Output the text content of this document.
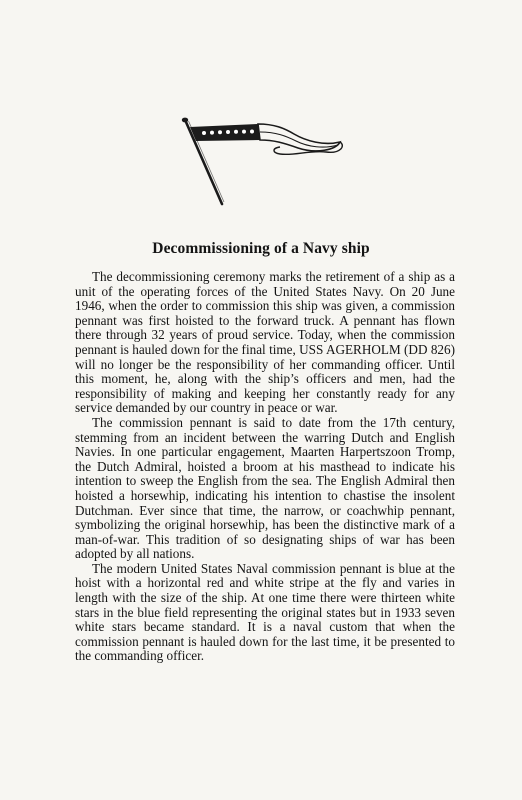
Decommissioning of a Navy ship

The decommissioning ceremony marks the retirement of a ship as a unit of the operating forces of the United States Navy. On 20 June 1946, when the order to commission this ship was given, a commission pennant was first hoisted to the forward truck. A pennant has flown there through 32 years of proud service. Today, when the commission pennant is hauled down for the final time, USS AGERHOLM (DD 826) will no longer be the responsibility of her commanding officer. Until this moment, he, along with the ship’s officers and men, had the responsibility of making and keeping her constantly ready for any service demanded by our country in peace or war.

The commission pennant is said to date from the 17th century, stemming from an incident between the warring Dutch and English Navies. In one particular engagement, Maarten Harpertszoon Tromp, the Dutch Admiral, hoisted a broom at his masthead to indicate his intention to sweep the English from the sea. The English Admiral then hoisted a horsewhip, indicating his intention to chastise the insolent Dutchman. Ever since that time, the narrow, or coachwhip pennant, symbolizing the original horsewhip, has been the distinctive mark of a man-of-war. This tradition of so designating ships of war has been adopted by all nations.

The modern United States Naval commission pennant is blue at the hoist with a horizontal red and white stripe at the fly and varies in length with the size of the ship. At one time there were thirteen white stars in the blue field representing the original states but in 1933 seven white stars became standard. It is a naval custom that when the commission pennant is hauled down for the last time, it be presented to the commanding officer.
==*==
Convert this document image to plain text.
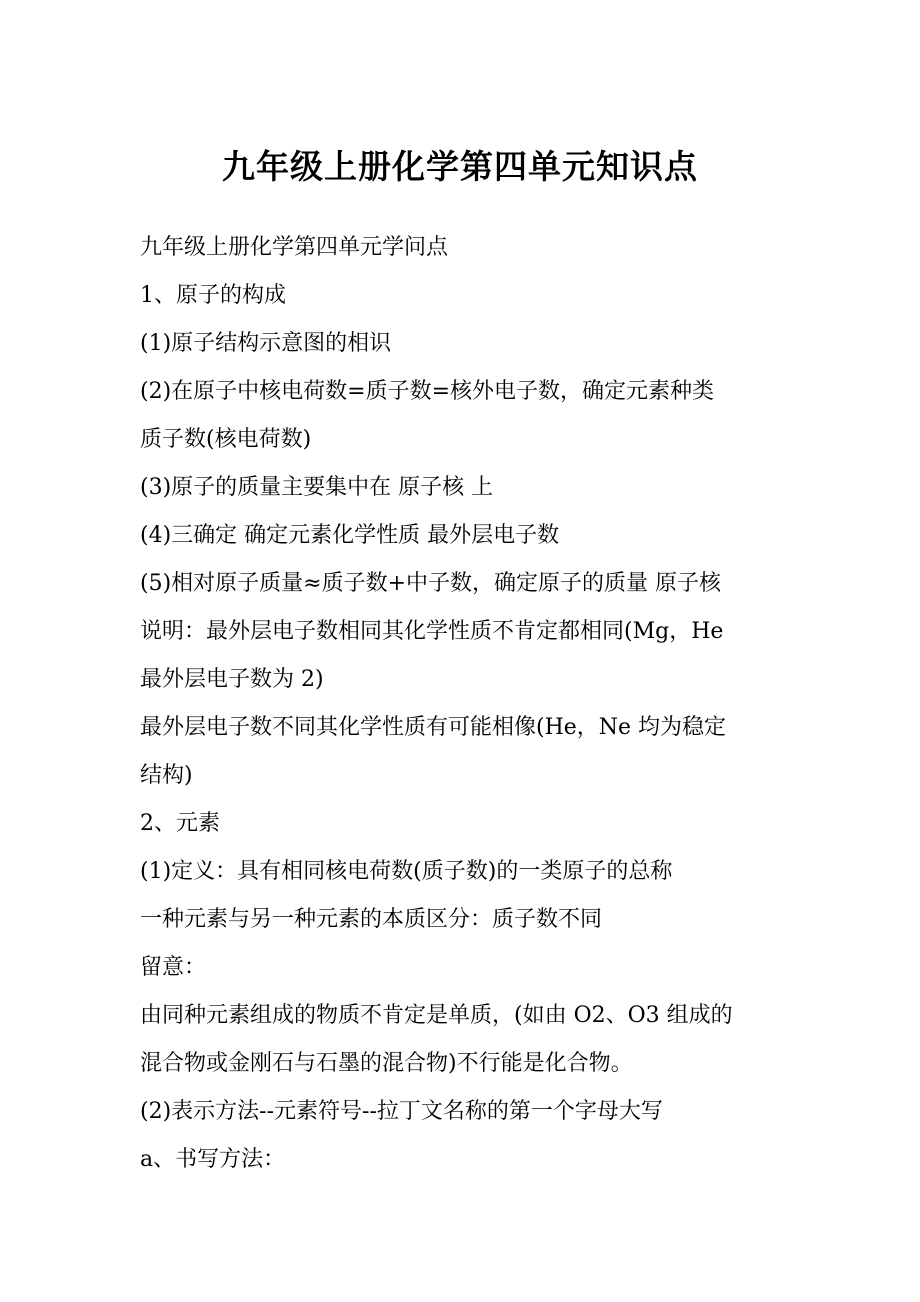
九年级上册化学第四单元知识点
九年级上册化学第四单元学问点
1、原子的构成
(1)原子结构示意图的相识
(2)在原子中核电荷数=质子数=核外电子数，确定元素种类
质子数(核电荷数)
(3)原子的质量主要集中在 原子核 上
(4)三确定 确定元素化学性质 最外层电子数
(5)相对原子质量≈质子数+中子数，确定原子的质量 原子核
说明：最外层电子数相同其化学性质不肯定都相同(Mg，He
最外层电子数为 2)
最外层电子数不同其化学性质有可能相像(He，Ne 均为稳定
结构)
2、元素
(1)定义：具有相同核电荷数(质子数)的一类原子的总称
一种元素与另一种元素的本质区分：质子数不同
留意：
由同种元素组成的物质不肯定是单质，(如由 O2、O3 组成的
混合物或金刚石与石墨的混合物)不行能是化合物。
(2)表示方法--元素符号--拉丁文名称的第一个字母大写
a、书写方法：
==*==
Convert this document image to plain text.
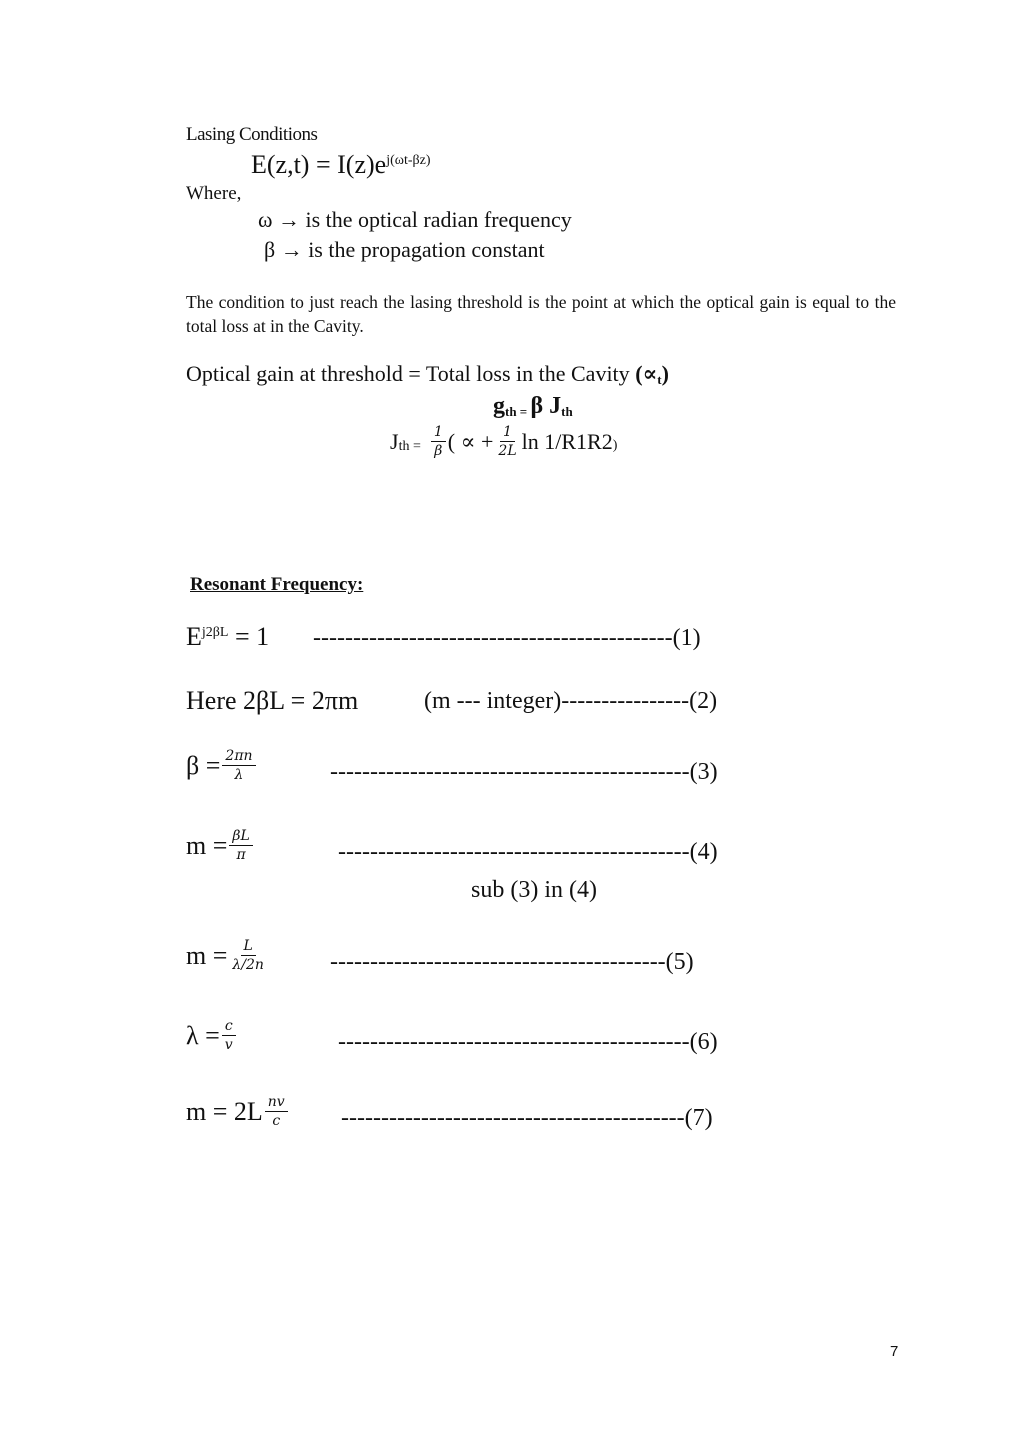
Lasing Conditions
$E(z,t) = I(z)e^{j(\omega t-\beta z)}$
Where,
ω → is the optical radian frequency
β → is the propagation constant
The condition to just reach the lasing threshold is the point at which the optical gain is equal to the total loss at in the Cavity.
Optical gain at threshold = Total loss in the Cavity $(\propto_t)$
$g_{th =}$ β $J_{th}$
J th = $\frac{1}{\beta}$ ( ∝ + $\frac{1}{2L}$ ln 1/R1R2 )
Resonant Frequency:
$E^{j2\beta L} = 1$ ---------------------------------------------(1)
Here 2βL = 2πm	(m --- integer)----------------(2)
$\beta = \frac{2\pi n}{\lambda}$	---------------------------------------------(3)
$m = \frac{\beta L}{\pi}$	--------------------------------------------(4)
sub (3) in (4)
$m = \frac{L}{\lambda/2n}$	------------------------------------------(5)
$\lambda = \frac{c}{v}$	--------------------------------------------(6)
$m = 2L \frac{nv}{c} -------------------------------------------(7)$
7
==*==
▶ Set problem: Which lines include the word "lambda"? Copy every one of them.

▶ Written response:
$\beta = \frac{2\pi n}{\lambda}$	---------------------------------------------(3)
$m = \frac{L}{\lambda/2n}$	------------------------------------------(5)
$\lambda = \frac{c}{v}$	--------------------------------------------(6)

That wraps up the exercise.